■ Task goal: Restate the full set of records exactly, word for word.

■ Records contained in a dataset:
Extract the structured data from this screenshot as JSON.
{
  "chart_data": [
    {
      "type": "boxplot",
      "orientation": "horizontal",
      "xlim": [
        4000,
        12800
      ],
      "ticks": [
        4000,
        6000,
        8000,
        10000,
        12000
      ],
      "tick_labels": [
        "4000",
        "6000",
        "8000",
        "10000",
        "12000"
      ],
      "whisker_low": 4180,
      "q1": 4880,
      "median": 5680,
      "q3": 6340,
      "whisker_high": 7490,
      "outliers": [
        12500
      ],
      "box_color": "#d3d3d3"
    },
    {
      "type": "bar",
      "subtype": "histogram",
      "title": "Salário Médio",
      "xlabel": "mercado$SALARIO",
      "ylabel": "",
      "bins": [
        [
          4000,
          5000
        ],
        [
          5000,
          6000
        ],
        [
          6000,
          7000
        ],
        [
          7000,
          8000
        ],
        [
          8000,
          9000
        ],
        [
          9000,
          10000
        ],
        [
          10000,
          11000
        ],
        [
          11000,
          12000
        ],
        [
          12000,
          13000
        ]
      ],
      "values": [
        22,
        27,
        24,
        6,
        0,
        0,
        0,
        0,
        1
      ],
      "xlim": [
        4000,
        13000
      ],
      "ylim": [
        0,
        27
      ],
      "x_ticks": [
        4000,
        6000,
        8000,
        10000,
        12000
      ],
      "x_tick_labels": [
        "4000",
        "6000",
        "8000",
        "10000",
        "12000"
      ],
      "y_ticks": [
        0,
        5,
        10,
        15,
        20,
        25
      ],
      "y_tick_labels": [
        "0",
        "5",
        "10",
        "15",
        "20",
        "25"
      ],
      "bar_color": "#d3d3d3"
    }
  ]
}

■ Correct result:
Extract the structured data from this screenshot as JSON.
{
  "chart_data": [
    {
      "type": "boxplot",
      "orientation": "horizontal",
      "xlim": [
        4000,
        12800
      ],
      "ticks": [
        4000,
        6000,
        8000,
        10000,
        12000
      ],
      "tick_labels": [
        "4000",
        "6000",
        "8000",
        "10000",
        "12000"
      ],
      "whisker_low": 4180,
      "q1": 4880,
      "median": 5680,
      "q3": 6340,
      "whisker_high": 7490,
      "outliers": [
        12500
      ],
      "box_color": "#d3d3d3"
    },
    {
      "type": "bar",
      "subtype": "histogram",
      "title": "Salário Médio",
      "xlabel": "mercado$SALARIO",
      "ylabel": "",
      "bins": [
        [
          4000,
          5000
        ],
        [
          5000,
          6000
        ],
        [
          6000,
          7000
        ],
        [
          7000,
          8000
        ],
        [
          8000,
          9000
        ],
        [
          9000,
          10000
        ],
        [
          10000,
          11000
        ],
        [
          11000,
          12000
        ],
        [
          12000,
          13000
        ]
      ],
      "values": [
        22,
        27,
        24,
        6,
        0,
        0,
        0,
        0,
        1
      ],
      "xlim": [
        4000,
        13000
      ],
      "ylim": [
        0,
        27
      ],
      "x_ticks": [
        4000,
        6000,
        8000,
        10000,
        12000
      ],
      "x_tick_labels": [
        "4000",
        "6000",
        "8000",
        "10000",
        "12000"
      ],
      "y_ticks": [
        0,
        5,
        10,
        15,
        20,
        25
      ],
      "y_tick_labels": [
        "0",
        "5",
        "10",
        "15",
        "20",
        "25"
      ],
      "bar_color": "#d3d3d3"
    }
  ]
}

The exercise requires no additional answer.